-- start of Supplied entries --

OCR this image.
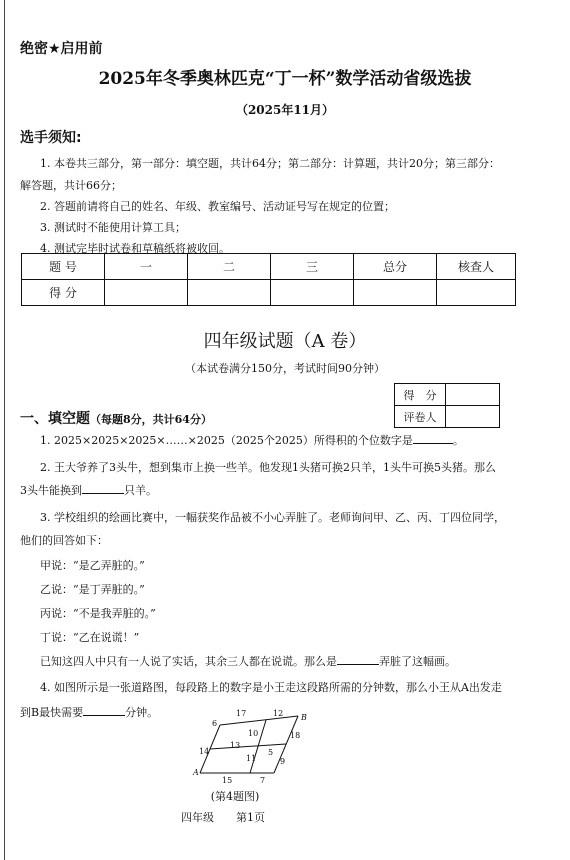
绝密★启用前
2025年冬季奥林匹克“丁一杯”数学活动省级选拔
（2025年11月）
选手须知:
1. 本卷共三部分，第一部分：填空题，共计64分；第二部分：计算题，共计20分；第三部分：
解答题，共计66分；
2. 答题前请将自己的姓名、年级、教室编号、活动证号写在规定的位置；
3. 测试时不能使用计算工具；
4. 测试完毕时试卷和草稿纸将被收回。
题 号	一	二	三	总分	核查人
得 分					
四年级试题（A 卷）
（本试卷满分150分，考试时间90分钟）
得　分	
评卷人	
一、填空题（每题8分，共计64分）
1. 2025×2025×2025×……×2025（2025个2025）所得积的个位数字是	。
2. 王大爷养了3头牛，想到集市上换一些羊。他发现1头猪可换2只羊，1头牛可换5头猪。那么
3头牛能换到	只羊。
3. 学校组织的绘画比赛中，一幅获奖作品被不小心弄脏了。老师询问甲、乙、丙、丁四位同学，
他们的回答如下：
甲说：“是乙弄脏的。”
乙说：“是丁弄脏的。”
丙说：“不是我弄脏的。”
丁说：“乙在说谎！”
已知这四人中只有一人说了实话，其余三人都在说谎。那么是	弄脏了这幅画。
4. 如图所示是一张道路图，每段路上的数字是小王走这段路所需的分钟数，那么小王从A出发走
到B最快需要	分钟。
A
B
17	12
6
10	18
13
14	5
11	9
15	7
(第4题图)
四年级 第1页
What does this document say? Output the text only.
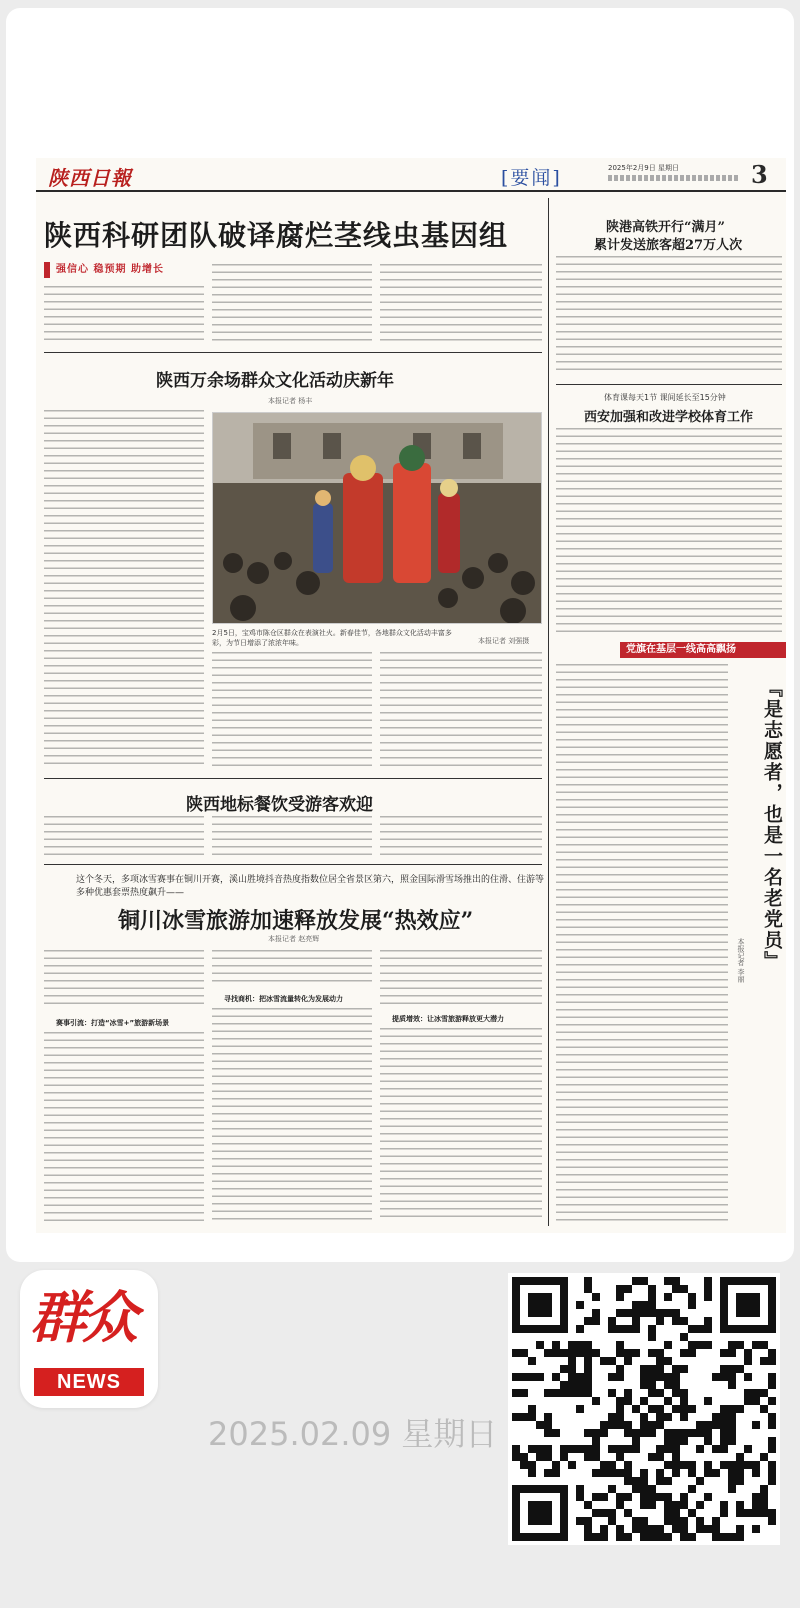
陕西日報	[要闻]	2025年2月9日 星期日	3
陕西科研团队破译腐烂茎线虫基因组
强信心 稳预期 助增长
陕西万余场群众文化活动庆新年
本报记者 杨丰
2月5日，宝鸡市陈仓区群众在表演社火。新春佳节，各地群众文化活动丰富多彩，为节日增添了浓浓年味。	本报记者 刘强摄
陕西地标餐饮受游客欢迎
这个冬天，多项冰雪赛事在铜川开赛，溪山胜境抖音热度指数位居全省景区第六，照金国际滑雪场推出的住滑、住游等多种优惠套票热度飙升——
铜川冰雪旅游加速释放发展“热效应”
本报记者 赵亮辉
赛事引流：打造“冰雪+”旅游新场景
寻找商机：把冰雪流量转化为发展动力
提质增效：让冰雪旅游释放更大潜力
陕港高铁开行“满月”
累计发送旅客超27万人次
体育课每天1节 课间延长至15分钟
西安加强和改进学校体育工作
党旗在基层一线高高飘扬
『是志愿者，也是一名老党员』
本报记者 李丽
群众
NEWS
2025.02.09 星期日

-- end of Supplied entries --

- What is required -
Restate the data above word for word. Skip every picture.

- Response to this exercise -
OCR this image.
绝密★启用前
2025年冬季奥林匹克“丁一杯”数学活动省级选拔
（2025年11月）
选手须知:
1. 本卷共三部分，第一部分：填空题，共计64分；第二部分：计算题，共计20分；第三部分：
解答题，共计66分；
2. 答题前请将自己的姓名、年级、教室编号、活动证号写在规定的位置；
3. 测试时不能使用计算工具；
4. 测试完毕时试卷和草稿纸将被收回。
题 号	一	二	三	总分	核查人
得 分					
四年级试题（A 卷）
（本试卷满分150分，考试时间90分钟）
得　分	
评卷人	
一、填空题（每题8分，共计64分）
1. 2025×2025×2025×……×2025（2025个2025）所得积的个位数字是	。
2. 王大爷养了3头牛，想到集市上换一些羊。他发现1头猪可换2只羊，1头牛可换5头猪。那么
3头牛能换到	只羊。
3. 学校组织的绘画比赛中，一幅获奖作品被不小心弄脏了。老师询问甲、乙、丙、丁四位同学，
他们的回答如下：
甲说：“是乙弄脏的。”
乙说：“是丁弄脏的。”
丙说：“不是我弄脏的。”
丁说：“乙在说谎！”
已知这四人中只有一人说了实话，其余三人都在说谎。那么是	弄脏了这幅画。
4. 如图所示是一张道路图，每段路上的数字是小王走这段路所需的分钟数，那么小王从A出发走
到B最快需要	分钟。
A
B
17	12
6
10	18
13
14	5
11	9
15	7
(第4题图)
四年级 第1页
What does this document say? Output the text only.
陕西日報	[要闻]	2025年2月9日 星期日	3
陕西科研团队破译腐烂茎线虫基因组
强信心 稳预期 助增长
陕西万余场群众文化活动庆新年
本报记者 杨丰
2月5日，宝鸡市陈仓区群众在表演社火。新春佳节，各地群众文化活动丰富多彩，为节日增添了浓浓年味。	本报记者 刘强摄
陕西地标餐饮受游客欢迎
这个冬天，多项冰雪赛事在铜川开赛，溪山胜境抖音热度指数位居全省景区第六，照金国际滑雪场推出的住滑、住游等多种优惠套票热度飙升——
铜川冰雪旅游加速释放发展“热效应”
本报记者 赵亮辉
赛事引流：打造“冰雪+”旅游新场景
寻找商机：把冰雪流量转化为发展动力
提质增效：让冰雪旅游释放更大潜力
陕港高铁开行“满月”
累计发送旅客超27万人次
体育课每天1节 课间延长至15分钟
西安加强和改进学校体育工作
党旗在基层一线高高飘扬
『是志愿者，也是一名老党员』
本报记者 李丽
群众
NEWS
2025.02.09 星期日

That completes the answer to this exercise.